## Work to complete
Write down each entry again, exactly as it reads.

## Excerpted records
┌────────
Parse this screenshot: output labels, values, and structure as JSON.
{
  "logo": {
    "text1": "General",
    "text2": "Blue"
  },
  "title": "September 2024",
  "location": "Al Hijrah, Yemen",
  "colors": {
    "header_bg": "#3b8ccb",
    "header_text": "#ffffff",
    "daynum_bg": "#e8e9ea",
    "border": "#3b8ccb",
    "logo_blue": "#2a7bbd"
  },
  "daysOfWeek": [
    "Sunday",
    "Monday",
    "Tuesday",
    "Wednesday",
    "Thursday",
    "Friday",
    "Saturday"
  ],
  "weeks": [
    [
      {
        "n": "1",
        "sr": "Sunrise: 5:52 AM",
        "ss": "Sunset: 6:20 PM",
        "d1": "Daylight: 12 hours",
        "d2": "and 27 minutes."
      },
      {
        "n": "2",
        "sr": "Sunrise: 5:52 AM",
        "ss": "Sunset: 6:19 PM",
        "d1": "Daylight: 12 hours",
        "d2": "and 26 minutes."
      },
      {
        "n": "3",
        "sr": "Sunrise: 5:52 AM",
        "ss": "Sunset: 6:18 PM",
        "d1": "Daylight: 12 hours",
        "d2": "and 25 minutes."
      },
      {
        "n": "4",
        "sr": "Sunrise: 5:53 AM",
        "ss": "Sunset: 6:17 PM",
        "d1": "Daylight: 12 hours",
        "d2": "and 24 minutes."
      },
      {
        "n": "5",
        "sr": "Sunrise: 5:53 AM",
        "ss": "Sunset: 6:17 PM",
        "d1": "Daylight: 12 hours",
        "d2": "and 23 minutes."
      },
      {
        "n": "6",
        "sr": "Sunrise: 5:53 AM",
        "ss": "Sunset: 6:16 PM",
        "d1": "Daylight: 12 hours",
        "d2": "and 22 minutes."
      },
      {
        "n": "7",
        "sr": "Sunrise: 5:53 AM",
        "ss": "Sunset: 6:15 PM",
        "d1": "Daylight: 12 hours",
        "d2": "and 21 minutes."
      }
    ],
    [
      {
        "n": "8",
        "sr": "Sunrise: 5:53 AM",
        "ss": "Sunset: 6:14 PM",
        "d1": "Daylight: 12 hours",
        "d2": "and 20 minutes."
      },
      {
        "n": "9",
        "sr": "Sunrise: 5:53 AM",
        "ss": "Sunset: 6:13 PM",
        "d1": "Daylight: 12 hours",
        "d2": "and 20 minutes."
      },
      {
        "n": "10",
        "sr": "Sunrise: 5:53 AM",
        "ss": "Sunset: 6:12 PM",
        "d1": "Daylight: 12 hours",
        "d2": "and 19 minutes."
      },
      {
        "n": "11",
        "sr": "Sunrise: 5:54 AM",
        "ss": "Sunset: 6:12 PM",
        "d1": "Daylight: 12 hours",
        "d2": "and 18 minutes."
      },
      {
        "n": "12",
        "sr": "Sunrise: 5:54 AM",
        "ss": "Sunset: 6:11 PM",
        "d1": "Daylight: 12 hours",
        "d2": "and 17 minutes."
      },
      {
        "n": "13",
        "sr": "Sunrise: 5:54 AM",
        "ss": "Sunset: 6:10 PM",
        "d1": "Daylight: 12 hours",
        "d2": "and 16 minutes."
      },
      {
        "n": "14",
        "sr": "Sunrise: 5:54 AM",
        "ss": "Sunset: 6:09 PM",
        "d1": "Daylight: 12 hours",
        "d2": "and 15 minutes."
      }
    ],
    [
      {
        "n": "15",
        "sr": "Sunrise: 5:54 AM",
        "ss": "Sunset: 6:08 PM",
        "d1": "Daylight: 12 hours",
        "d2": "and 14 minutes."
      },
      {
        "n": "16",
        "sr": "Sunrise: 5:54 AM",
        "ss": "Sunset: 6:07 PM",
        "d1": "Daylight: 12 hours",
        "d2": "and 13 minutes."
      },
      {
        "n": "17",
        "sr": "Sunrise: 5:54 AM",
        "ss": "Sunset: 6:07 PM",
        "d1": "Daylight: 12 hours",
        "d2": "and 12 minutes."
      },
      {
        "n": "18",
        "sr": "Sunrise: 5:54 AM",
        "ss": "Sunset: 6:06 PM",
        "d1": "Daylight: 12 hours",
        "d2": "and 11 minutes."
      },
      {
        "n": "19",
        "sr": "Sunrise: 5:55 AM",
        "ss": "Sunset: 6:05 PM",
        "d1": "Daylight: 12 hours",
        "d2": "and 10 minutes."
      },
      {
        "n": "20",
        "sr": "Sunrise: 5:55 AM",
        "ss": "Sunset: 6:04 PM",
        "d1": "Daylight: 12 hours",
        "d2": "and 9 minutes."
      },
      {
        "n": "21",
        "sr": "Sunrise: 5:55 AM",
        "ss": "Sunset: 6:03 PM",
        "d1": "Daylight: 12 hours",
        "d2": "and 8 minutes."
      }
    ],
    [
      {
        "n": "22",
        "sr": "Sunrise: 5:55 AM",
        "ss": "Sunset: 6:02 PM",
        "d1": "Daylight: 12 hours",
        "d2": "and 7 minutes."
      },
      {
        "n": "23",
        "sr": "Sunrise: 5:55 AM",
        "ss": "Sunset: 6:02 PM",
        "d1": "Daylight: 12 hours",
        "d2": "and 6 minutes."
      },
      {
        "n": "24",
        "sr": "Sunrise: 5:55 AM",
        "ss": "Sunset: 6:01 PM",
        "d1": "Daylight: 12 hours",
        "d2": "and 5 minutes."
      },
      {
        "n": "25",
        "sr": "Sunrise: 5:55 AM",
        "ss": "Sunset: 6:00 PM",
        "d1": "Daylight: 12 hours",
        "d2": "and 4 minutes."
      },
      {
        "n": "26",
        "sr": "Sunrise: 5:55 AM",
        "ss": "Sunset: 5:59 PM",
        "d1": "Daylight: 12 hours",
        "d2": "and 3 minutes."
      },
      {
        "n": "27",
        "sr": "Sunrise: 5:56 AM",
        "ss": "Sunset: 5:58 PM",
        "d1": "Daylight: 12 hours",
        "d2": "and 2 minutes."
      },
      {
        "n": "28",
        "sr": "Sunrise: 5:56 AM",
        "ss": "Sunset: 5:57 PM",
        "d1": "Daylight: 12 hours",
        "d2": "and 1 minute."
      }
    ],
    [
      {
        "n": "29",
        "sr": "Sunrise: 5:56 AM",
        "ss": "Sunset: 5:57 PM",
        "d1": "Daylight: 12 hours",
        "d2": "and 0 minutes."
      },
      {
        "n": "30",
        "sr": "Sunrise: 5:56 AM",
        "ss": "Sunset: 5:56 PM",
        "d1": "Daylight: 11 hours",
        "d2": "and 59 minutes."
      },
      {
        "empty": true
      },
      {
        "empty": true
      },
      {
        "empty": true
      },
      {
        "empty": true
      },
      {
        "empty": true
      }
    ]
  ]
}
└────────
## Reply to the task
Parse this screenshot: output labels, values, and structure as JSON.
{
  "logo": {
    "text1": "General",
    "text2": "Blue"
  },
  "title": "September 2024",
  "location": "Al Hijrah, Yemen",
  "colors": {
    "header_bg": "#3b8ccb",
    "header_text": "#ffffff",
    "daynum_bg": "#e8e9ea",
    "border": "#3b8ccb",
    "logo_blue": "#2a7bbd"
  },
  "daysOfWeek": [
    "Sunday",
    "Monday",
    "Tuesday",
    "Wednesday",
    "Thursday",
    "Friday",
    "Saturday"
  ],
  "weeks": [
    [
      {
        "n": "1",
        "sr": "Sunrise: 5:52 AM",
        "ss": "Sunset: 6:20 PM",
        "d1": "Daylight: 12 hours",
        "d2": "and 27 minutes."
      },
      {
        "n": "2",
        "sr": "Sunrise: 5:52 AM",
        "ss": "Sunset: 6:19 PM",
        "d1": "Daylight: 12 hours",
        "d2": "and 26 minutes."
      },
      {
        "n": "3",
        "sr": "Sunrise: 5:52 AM",
        "ss": "Sunset: 6:18 PM",
        "d1": "Daylight: 12 hours",
        "d2": "and 25 minutes."
      },
      {
        "n": "4",
        "sr": "Sunrise: 5:53 AM",
        "ss": "Sunset: 6:17 PM",
        "d1": "Daylight: 12 hours",
        "d2": "and 24 minutes."
      },
      {
        "n": "5",
        "sr": "Sunrise: 5:53 AM",
        "ss": "Sunset: 6:17 PM",
        "d1": "Daylight: 12 hours",
        "d2": "and 23 minutes."
      },
      {
        "n": "6",
        "sr": "Sunrise: 5:53 AM",
        "ss": "Sunset: 6:16 PM",
        "d1": "Daylight: 12 hours",
        "d2": "and 22 minutes."
      },
      {
        "n": "7",
        "sr": "Sunrise: 5:53 AM",
        "ss": "Sunset: 6:15 PM",
        "d1": "Daylight: 12 hours",
        "d2": "and 21 minutes."
      }
    ],
    [
      {
        "n": "8",
        "sr": "Sunrise: 5:53 AM",
        "ss": "Sunset: 6:14 PM",
        "d1": "Daylight: 12 hours",
        "d2": "and 20 minutes."
      },
      {
        "n": "9",
        "sr": "Sunrise: 5:53 AM",
        "ss": "Sunset: 6:13 PM",
        "d1": "Daylight: 12 hours",
        "d2": "and 20 minutes."
      },
      {
        "n": "10",
        "sr": "Sunrise: 5:53 AM",
        "ss": "Sunset: 6:12 PM",
        "d1": "Daylight: 12 hours",
        "d2": "and 19 minutes."
      },
      {
        "n": "11",
        "sr": "Sunrise: 5:54 AM",
        "ss": "Sunset: 6:12 PM",
        "d1": "Daylight: 12 hours",
        "d2": "and 18 minutes."
      },
      {
        "n": "12",
        "sr": "Sunrise: 5:54 AM",
        "ss": "Sunset: 6:11 PM",
        "d1": "Daylight: 12 hours",
        "d2": "and 17 minutes."
      },
      {
        "n": "13",
        "sr": "Sunrise: 5:54 AM",
        "ss": "Sunset: 6:10 PM",
        "d1": "Daylight: 12 hours",
        "d2": "and 16 minutes."
      },
      {
        "n": "14",
        "sr": "Sunrise: 5:54 AM",
        "ss": "Sunset: 6:09 PM",
        "d1": "Daylight: 12 hours",
        "d2": "and 15 minutes."
      }
    ],
    [
      {
        "n": "15",
        "sr": "Sunrise: 5:54 AM",
        "ss": "Sunset: 6:08 PM",
        "d1": "Daylight: 12 hours",
        "d2": "and 14 minutes."
      },
      {
        "n": "16",
        "sr": "Sunrise: 5:54 AM",
        "ss": "Sunset: 6:07 PM",
        "d1": "Daylight: 12 hours",
        "d2": "and 13 minutes."
      },
      {
        "n": "17",
        "sr": "Sunrise: 5:54 AM",
        "ss": "Sunset: 6:07 PM",
        "d1": "Daylight: 12 hours",
        "d2": "and 12 minutes."
      },
      {
        "n": "18",
        "sr": "Sunrise: 5:54 AM",
        "ss": "Sunset: 6:06 PM",
        "d1": "Daylight: 12 hours",
        "d2": "and 11 minutes."
      },
      {
        "n": "19",
        "sr": "Sunrise: 5:55 AM",
        "ss": "Sunset: 6:05 PM",
        "d1": "Daylight: 12 hours",
        "d2": "and 10 minutes."
      },
      {
        "n": "20",
        "sr": "Sunrise: 5:55 AM",
        "ss": "Sunset: 6:04 PM",
        "d1": "Daylight: 12 hours",
        "d2": "and 9 minutes."
      },
      {
        "n": "21",
        "sr": "Sunrise: 5:55 AM",
        "ss": "Sunset: 6:03 PM",
        "d1": "Daylight: 12 hours",
        "d2": "and 8 minutes."
      }
    ],
    [
      {
        "n": "22",
        "sr": "Sunrise: 5:55 AM",
        "ss": "Sunset: 6:02 PM",
        "d1": "Daylight: 12 hours",
        "d2": "and 7 minutes."
      },
      {
        "n": "23",
        "sr": "Sunrise: 5:55 AM",
        "ss": "Sunset: 6:02 PM",
        "d1": "Daylight: 12 hours",
        "d2": "and 6 minutes."
      },
      {
        "n": "24",
        "sr": "Sunrise: 5:55 AM",
        "ss": "Sunset: 6:01 PM",
        "d1": "Daylight: 12 hours",
        "d2": "and 5 minutes."
      },
      {
        "n": "25",
        "sr": "Sunrise: 5:55 AM",
        "ss": "Sunset: 6:00 PM",
        "d1": "Daylight: 12 hours",
        "d2": "and 4 minutes."
      },
      {
        "n": "26",
        "sr": "Sunrise: 5:55 AM",
        "ss": "Sunset: 5:59 PM",
        "d1": "Daylight: 12 hours",
        "d2": "and 3 minutes."
      },
      {
        "n": "27",
        "sr": "Sunrise: 5:56 AM",
        "ss": "Sunset: 5:58 PM",
        "d1": "Daylight: 12 hours",
        "d2": "and 2 minutes."
      },
      {
        "n": "28",
        "sr": "Sunrise: 5:56 AM",
        "ss": "Sunset: 5:57 PM",
        "d1": "Daylight: 12 hours",
        "d2": "and 1 minute."
      }
    ],
    [
      {
        "n": "29",
        "sr": "Sunrise: 5:56 AM",
        "ss": "Sunset: 5:57 PM",
        "d1": "Daylight: 12 hours",
        "d2": "and 0 minutes."
      },
      {
        "n": "30",
        "sr": "Sunrise: 5:56 AM",
        "ss": "Sunset: 5:56 PM",
        "d1": "Daylight: 11 hours",
        "d2": "and 59 minutes."
      },
      {
        "empty": true
      },
      {
        "empty": true
      },
      {
        "empty": true
      },
      {
        "empty": true
      },
      {
        "empty": true
      }
    ]
  ]
}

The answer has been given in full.